__Exercise description__. List all lines of the data that include the string "December".

__Extracted data entries__.
════════════════════
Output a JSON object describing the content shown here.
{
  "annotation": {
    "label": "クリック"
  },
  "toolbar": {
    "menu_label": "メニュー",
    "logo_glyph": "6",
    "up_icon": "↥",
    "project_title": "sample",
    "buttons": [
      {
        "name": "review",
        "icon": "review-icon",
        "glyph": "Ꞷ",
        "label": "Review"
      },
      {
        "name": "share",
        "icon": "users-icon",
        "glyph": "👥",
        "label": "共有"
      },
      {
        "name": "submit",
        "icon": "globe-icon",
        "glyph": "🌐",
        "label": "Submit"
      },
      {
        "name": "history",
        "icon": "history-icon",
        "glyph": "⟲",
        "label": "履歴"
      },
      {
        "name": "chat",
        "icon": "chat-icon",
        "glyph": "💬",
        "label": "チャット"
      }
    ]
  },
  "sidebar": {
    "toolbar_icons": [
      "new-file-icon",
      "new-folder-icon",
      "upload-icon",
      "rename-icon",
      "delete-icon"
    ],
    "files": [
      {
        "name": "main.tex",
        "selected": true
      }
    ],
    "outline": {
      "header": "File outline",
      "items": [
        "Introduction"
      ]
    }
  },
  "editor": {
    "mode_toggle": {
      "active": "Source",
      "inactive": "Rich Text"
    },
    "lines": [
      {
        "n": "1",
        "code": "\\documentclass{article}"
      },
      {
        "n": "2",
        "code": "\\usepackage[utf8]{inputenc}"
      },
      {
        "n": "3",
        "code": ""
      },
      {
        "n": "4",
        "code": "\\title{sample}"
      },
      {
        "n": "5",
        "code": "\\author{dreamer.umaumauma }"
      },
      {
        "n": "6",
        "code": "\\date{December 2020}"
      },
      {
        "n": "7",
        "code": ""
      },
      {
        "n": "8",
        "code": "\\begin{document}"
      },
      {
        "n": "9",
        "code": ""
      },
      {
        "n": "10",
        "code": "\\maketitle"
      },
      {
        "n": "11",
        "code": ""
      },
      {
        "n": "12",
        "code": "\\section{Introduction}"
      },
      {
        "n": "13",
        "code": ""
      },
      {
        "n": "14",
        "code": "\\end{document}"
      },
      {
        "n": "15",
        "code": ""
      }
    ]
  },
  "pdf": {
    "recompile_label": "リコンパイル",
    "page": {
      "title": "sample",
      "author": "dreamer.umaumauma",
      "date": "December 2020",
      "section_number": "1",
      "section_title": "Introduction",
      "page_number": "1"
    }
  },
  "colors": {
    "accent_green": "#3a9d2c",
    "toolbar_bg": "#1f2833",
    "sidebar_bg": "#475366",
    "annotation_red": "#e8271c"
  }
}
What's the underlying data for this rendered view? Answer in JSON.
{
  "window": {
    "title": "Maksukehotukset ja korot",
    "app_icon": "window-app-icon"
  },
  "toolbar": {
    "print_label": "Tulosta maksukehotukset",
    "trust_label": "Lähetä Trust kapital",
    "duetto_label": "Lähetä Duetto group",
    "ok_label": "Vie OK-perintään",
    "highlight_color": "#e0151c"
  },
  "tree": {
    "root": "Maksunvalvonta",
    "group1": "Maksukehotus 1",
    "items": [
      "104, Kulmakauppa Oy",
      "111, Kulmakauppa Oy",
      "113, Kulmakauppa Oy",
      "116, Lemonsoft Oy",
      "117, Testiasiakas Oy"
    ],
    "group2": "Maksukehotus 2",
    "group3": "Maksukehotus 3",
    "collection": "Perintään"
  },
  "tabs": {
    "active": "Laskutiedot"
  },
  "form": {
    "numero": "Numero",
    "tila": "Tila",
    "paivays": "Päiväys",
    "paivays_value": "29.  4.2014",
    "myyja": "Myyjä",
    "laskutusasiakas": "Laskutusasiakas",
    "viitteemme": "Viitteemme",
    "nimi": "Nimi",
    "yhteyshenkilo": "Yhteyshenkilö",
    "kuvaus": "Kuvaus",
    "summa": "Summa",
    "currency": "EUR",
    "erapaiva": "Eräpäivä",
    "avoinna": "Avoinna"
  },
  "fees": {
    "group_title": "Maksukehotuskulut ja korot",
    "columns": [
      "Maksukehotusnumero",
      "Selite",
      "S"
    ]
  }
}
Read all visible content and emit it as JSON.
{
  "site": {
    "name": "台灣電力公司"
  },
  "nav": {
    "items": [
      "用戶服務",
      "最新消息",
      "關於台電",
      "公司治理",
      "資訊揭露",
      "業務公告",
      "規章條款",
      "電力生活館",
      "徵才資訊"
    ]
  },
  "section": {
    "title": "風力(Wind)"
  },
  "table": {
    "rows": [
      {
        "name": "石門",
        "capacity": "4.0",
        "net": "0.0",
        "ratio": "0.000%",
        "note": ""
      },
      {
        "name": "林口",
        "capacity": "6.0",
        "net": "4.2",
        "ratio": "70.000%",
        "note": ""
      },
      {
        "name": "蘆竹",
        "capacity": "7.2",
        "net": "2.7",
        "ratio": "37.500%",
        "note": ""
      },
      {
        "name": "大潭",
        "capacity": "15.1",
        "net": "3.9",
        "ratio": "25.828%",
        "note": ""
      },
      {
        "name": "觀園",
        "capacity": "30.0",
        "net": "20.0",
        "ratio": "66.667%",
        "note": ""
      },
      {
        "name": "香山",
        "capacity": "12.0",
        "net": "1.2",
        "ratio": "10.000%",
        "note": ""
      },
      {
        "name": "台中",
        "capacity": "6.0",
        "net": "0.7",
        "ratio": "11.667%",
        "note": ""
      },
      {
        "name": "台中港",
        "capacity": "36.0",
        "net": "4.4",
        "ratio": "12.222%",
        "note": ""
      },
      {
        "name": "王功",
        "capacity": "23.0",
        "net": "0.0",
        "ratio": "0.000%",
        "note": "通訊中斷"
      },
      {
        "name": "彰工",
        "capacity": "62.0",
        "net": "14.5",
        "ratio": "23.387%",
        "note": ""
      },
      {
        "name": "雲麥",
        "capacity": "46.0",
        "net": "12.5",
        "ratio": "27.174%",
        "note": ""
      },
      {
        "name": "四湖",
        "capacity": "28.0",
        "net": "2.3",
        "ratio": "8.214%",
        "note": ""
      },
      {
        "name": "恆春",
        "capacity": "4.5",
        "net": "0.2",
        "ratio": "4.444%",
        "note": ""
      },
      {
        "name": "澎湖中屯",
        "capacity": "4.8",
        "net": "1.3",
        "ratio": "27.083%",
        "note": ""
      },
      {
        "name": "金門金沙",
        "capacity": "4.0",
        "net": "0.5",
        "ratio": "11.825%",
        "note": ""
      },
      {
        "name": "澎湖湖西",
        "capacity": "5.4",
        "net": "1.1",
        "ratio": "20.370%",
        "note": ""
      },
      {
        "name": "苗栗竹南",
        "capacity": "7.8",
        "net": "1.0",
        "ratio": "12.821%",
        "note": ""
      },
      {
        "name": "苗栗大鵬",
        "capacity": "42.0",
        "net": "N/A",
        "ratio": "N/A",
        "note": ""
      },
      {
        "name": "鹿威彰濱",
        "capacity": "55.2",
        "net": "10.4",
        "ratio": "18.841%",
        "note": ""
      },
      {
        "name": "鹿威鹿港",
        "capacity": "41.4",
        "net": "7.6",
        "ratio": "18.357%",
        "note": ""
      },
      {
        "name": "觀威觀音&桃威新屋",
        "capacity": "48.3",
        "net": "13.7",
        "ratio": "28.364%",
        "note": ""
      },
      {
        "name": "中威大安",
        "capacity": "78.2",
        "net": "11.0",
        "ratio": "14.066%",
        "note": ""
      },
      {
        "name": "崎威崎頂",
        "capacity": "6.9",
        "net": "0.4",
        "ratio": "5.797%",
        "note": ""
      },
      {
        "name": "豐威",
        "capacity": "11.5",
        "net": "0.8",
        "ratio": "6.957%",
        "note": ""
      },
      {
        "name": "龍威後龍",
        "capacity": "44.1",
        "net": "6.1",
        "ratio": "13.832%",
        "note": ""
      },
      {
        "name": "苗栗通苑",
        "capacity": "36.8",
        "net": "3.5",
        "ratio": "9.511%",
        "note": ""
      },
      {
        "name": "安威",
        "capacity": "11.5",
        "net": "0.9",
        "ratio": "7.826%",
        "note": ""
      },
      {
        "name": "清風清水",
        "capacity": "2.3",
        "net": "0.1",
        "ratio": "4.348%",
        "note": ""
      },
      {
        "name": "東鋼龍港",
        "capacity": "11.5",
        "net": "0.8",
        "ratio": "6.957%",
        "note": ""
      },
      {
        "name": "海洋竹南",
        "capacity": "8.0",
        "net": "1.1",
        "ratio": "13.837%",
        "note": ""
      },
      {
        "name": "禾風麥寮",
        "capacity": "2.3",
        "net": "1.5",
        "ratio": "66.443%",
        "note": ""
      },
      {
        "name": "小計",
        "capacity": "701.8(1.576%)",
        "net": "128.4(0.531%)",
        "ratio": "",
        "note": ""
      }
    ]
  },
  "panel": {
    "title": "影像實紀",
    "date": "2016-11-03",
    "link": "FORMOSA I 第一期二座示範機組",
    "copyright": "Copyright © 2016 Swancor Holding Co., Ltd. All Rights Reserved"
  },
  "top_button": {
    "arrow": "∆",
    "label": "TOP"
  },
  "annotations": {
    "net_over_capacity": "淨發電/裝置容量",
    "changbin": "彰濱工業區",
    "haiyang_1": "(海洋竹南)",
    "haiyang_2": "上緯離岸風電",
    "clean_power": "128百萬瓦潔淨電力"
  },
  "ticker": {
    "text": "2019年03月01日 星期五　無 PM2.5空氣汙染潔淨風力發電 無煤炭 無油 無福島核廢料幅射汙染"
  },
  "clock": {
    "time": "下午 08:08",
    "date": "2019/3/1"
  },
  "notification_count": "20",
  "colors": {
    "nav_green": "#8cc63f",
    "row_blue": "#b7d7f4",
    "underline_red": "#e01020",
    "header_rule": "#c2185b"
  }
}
════════════════════
__Finished task__.
        "code": "\\date{December 2020}"
      "date": "December 2020",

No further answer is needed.